▶ Extracted material
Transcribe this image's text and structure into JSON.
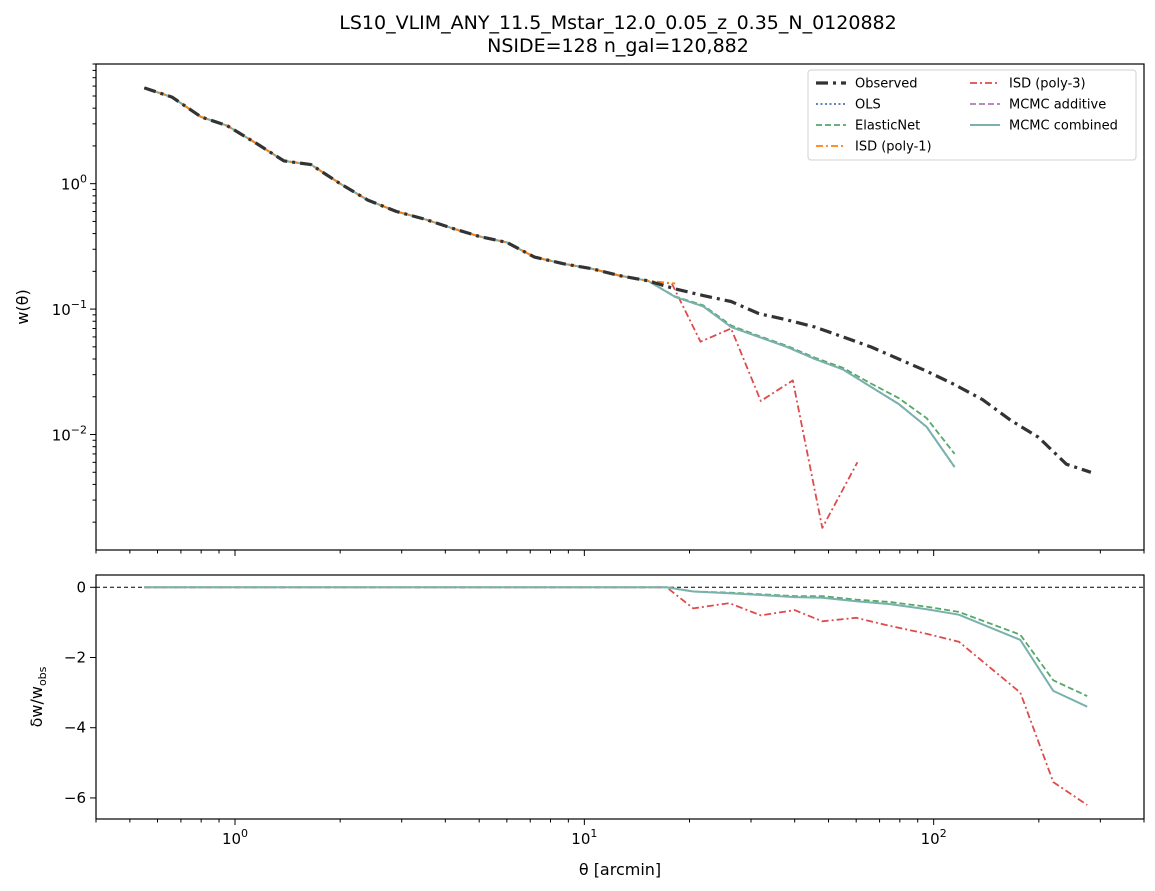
{
  "title_line1": "LS10_VLIM_ANY_11.5_Mstar_12.0_0.05_z_0.35_N_0120882",
  "title_line2": "NSIDE=128  n_gal=120,882",
  "chart_data": [
    {
      "type": "line",
      "panel": "top",
      "ylabel": "w(θ)",
      "yscale": "log",
      "xscale": "log",
      "xlim": [
        0.4,
        400
      ],
      "ylim": [
        0.0012,
        9.0
      ],
      "y_ticks": [
        {
          "value": 0.01,
          "base": "10",
          "exp": "−2"
        },
        {
          "value": 0.1,
          "base": "10",
          "exp": "−1"
        },
        {
          "value": 1,
          "base": "10",
          "exp": "0"
        }
      ],
      "legend_position": "top-right",
      "series": [
        {
          "name": "Observed",
          "color": "#333333",
          "style": "dashdot-thick",
          "x": [
            0.55,
            0.66,
            0.8,
            0.95,
            1.15,
            1.38,
            1.65,
            2.0,
            2.4,
            2.9,
            3.5,
            4.2,
            5.0,
            6.0,
            7.2,
            8.7,
            10.5,
            12.6,
            15.2,
            18.2,
            21.9,
            26.3,
            31.6,
            38.0,
            45.7,
            55.0,
            66.1,
            79.4,
            95.5,
            114.8,
            138.0,
            166.0,
            199.5,
            239.9,
            281.8
          ],
          "y": [
            5.8,
            4.9,
            3.4,
            2.9,
            2.1,
            1.52,
            1.42,
            1.0,
            0.74,
            0.6,
            0.52,
            0.44,
            0.38,
            0.34,
            0.26,
            0.23,
            0.21,
            0.185,
            0.168,
            0.145,
            0.128,
            0.115,
            0.092,
            0.082,
            0.072,
            0.06,
            0.05,
            0.04,
            0.032,
            0.025,
            0.019,
            0.013,
            0.0095,
            0.0058,
            0.005
          ]
        },
        {
          "name": "OLS",
          "color": "#4c72b0",
          "style": "dotted",
          "x": [
            0.55,
            0.66,
            0.8,
            0.95,
            1.15,
            1.38,
            1.65,
            2.0,
            2.4,
            2.9,
            3.5,
            4.2,
            5.0,
            6.0,
            7.2,
            8.7,
            10.5,
            12.6,
            15.2,
            18.2,
            21.9,
            26.3,
            31.6,
            38.0,
            45.7,
            55.0,
            66.1,
            79.4,
            95.5,
            114.8
          ],
          "y": [
            5.8,
            4.9,
            3.4,
            2.9,
            2.1,
            1.52,
            1.42,
            1.0,
            0.74,
            0.6,
            0.52,
            0.44,
            0.38,
            0.34,
            0.26,
            0.23,
            0.21,
            0.185,
            0.168,
            0.125,
            0.105,
            0.072,
            0.06,
            0.05,
            0.04,
            0.033,
            0.024,
            0.0175,
            0.0115,
            0.0055
          ]
        },
        {
          "name": "ElasticNet",
          "color": "#55a868",
          "style": "dashed",
          "x": [
            0.55,
            0.66,
            0.8,
            0.95,
            1.15,
            1.38,
            1.65,
            2.0,
            2.4,
            2.9,
            3.5,
            4.2,
            5.0,
            6.0,
            7.2,
            8.7,
            10.5,
            12.6,
            15.2,
            18.2,
            21.9,
            26.3,
            31.6,
            38.0,
            45.7,
            55.0,
            66.1,
            79.4,
            95.5,
            114.8
          ],
          "y": [
            5.8,
            4.9,
            3.4,
            2.9,
            2.1,
            1.52,
            1.42,
            1.0,
            0.74,
            0.6,
            0.52,
            0.44,
            0.38,
            0.34,
            0.26,
            0.23,
            0.21,
            0.185,
            0.168,
            0.126,
            0.107,
            0.074,
            0.061,
            0.051,
            0.041,
            0.034,
            0.0255,
            0.0195,
            0.0135,
            0.007
          ]
        },
        {
          "name": "ISD (poly-1)",
          "color": "#ff7f0e",
          "style": "dashdot",
          "x": [
            0.55,
            0.66,
            0.8,
            0.95,
            1.15,
            1.38,
            1.65,
            2.0,
            2.4,
            2.9,
            3.5,
            4.2,
            5.0,
            6.0,
            7.2,
            8.7,
            10.5,
            12.6,
            15.2,
            18.2
          ],
          "y": [
            5.8,
            4.9,
            3.4,
            2.9,
            2.1,
            1.52,
            1.42,
            1.0,
            0.74,
            0.6,
            0.52,
            0.44,
            0.38,
            0.34,
            0.26,
            0.23,
            0.21,
            0.185,
            0.168,
            0.16
          ]
        },
        {
          "name": "ISD (poly-3)",
          "color": "#dd4c4c",
          "style": "dashdot",
          "x": [
            0.55,
            0.66,
            0.8,
            0.95,
            1.15,
            1.38,
            1.65,
            2.0,
            2.4,
            2.9,
            3.5,
            4.2,
            5.0,
            6.0,
            7.2,
            8.7,
            10.5,
            12.6,
            15.2,
            17.8,
            21.5,
            26.3,
            32.0,
            39.5,
            48.0,
            60.5
          ],
          "y": [
            5.8,
            4.9,
            3.4,
            2.9,
            2.1,
            1.52,
            1.42,
            1.0,
            0.74,
            0.6,
            0.52,
            0.44,
            0.38,
            0.34,
            0.26,
            0.23,
            0.21,
            0.185,
            0.168,
            0.16,
            0.055,
            0.07,
            0.0185,
            0.027,
            0.0018,
            0.006
          ]
        },
        {
          "name": "MCMC additive",
          "color": "#b07ab7",
          "style": "dashed",
          "x": [
            0.55,
            0.66,
            0.8,
            0.95,
            1.15,
            1.38,
            1.65,
            2.0,
            2.4,
            2.9,
            3.5,
            4.2,
            5.0,
            6.0,
            7.2,
            8.7,
            10.5,
            12.6,
            15.2,
            18.2,
            21.9,
            26.3,
            31.6,
            38.0,
            45.7,
            55.0,
            66.1,
            79.4,
            95.5,
            114.8
          ],
          "y": [
            5.8,
            4.9,
            3.4,
            2.9,
            2.1,
            1.52,
            1.42,
            1.0,
            0.74,
            0.6,
            0.52,
            0.44,
            0.38,
            0.34,
            0.26,
            0.23,
            0.21,
            0.185,
            0.168,
            0.125,
            0.105,
            0.072,
            0.06,
            0.05,
            0.04,
            0.033,
            0.024,
            0.0175,
            0.0115,
            0.0055
          ]
        },
        {
          "name": "MCMC combined",
          "color": "#79b2ad",
          "style": "solid",
          "x": [
            0.55,
            0.66,
            0.8,
            0.95,
            1.15,
            1.38,
            1.65,
            2.0,
            2.4,
            2.9,
            3.5,
            4.2,
            5.0,
            6.0,
            7.2,
            8.7,
            10.5,
            12.6,
            15.2,
            18.2,
            21.9,
            26.3,
            31.6,
            38.0,
            45.7,
            55.0,
            66.1,
            79.4,
            95.5,
            114.8
          ],
          "y": [
            5.8,
            4.9,
            3.4,
            2.9,
            2.1,
            1.52,
            1.42,
            1.0,
            0.74,
            0.6,
            0.52,
            0.44,
            0.38,
            0.34,
            0.26,
            0.23,
            0.21,
            0.185,
            0.168,
            0.125,
            0.105,
            0.072,
            0.06,
            0.05,
            0.04,
            0.033,
            0.024,
            0.0175,
            0.0115,
            0.0055
          ]
        }
      ]
    },
    {
      "type": "line",
      "panel": "bottom",
      "xlabel": "θ [arcmin]",
      "ylabel": "δw/w_obs",
      "xscale": "log",
      "xlim": [
        0.4,
        400
      ],
      "ylim": [
        -6.6,
        0.35
      ],
      "y_ticks": [
        {
          "value": 0,
          "label": "0"
        },
        {
          "value": -2,
          "label": "−2"
        },
        {
          "value": -4,
          "label": "−4"
        },
        {
          "value": -6,
          "label": "−6"
        }
      ],
      "x_ticks": [
        {
          "value": 1,
          "base": "10",
          "exp": "0"
        },
        {
          "value": 10,
          "base": "10",
          "exp": "1"
        },
        {
          "value": 100,
          "base": "10",
          "exp": "2"
        }
      ],
      "reference_line": 0,
      "series": [
        {
          "name": "ElasticNet",
          "color": "#55a868",
          "style": "dashed",
          "x": [
            0.55,
            17.2,
            20.5,
            26.0,
            32.0,
            40.0,
            48.0,
            60.0,
            75.0,
            95.0,
            118.0,
            177.0,
            220.0,
            275.0
          ],
          "y": [
            0,
            0,
            -0.12,
            -0.15,
            -0.2,
            -0.25,
            -0.25,
            -0.35,
            -0.42,
            -0.55,
            -0.7,
            -1.35,
            -2.65,
            -3.1
          ]
        },
        {
          "name": "ISD (poly-3)",
          "color": "#dd4c4c",
          "style": "dashdot",
          "x": [
            0.55,
            17.2,
            20.5,
            26.0,
            32.0,
            40.0,
            48.0,
            60.0,
            75.0,
            95.0,
            118.0,
            177.0,
            220.0,
            275.0
          ],
          "y": [
            0,
            0,
            -0.6,
            -0.45,
            -0.8,
            -0.65,
            -0.97,
            -0.87,
            -1.1,
            -1.32,
            -1.55,
            -3.0,
            -5.55,
            -6.2
          ]
        },
        {
          "name": "MCMC combined",
          "color": "#79b2ad",
          "style": "solid",
          "x": [
            0.55,
            17.2,
            20.5,
            26.0,
            32.0,
            40.0,
            48.0,
            60.0,
            75.0,
            95.0,
            118.0,
            177.0,
            220.0,
            275.0
          ],
          "y": [
            0,
            0,
            -0.12,
            -0.17,
            -0.22,
            -0.28,
            -0.3,
            -0.4,
            -0.48,
            -0.62,
            -0.78,
            -1.5,
            -2.95,
            -3.4
          ]
        }
      ]
    }
  ]
}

▶ Problem to solve
Copy every line of the material in which the word "color" occurs.

▶ Complete answer
          "color": "#333333",
          "color": "#4c72b0",
          "color": "#55a868",
          "color": "#ff7f0e",
          "color": "#dd4c4c",
          "color": "#b07ab7",
          "color": "#79b2ad",
          "color": "#55a868",
          "color": "#dd4c4c",
          "color": "#79b2ad",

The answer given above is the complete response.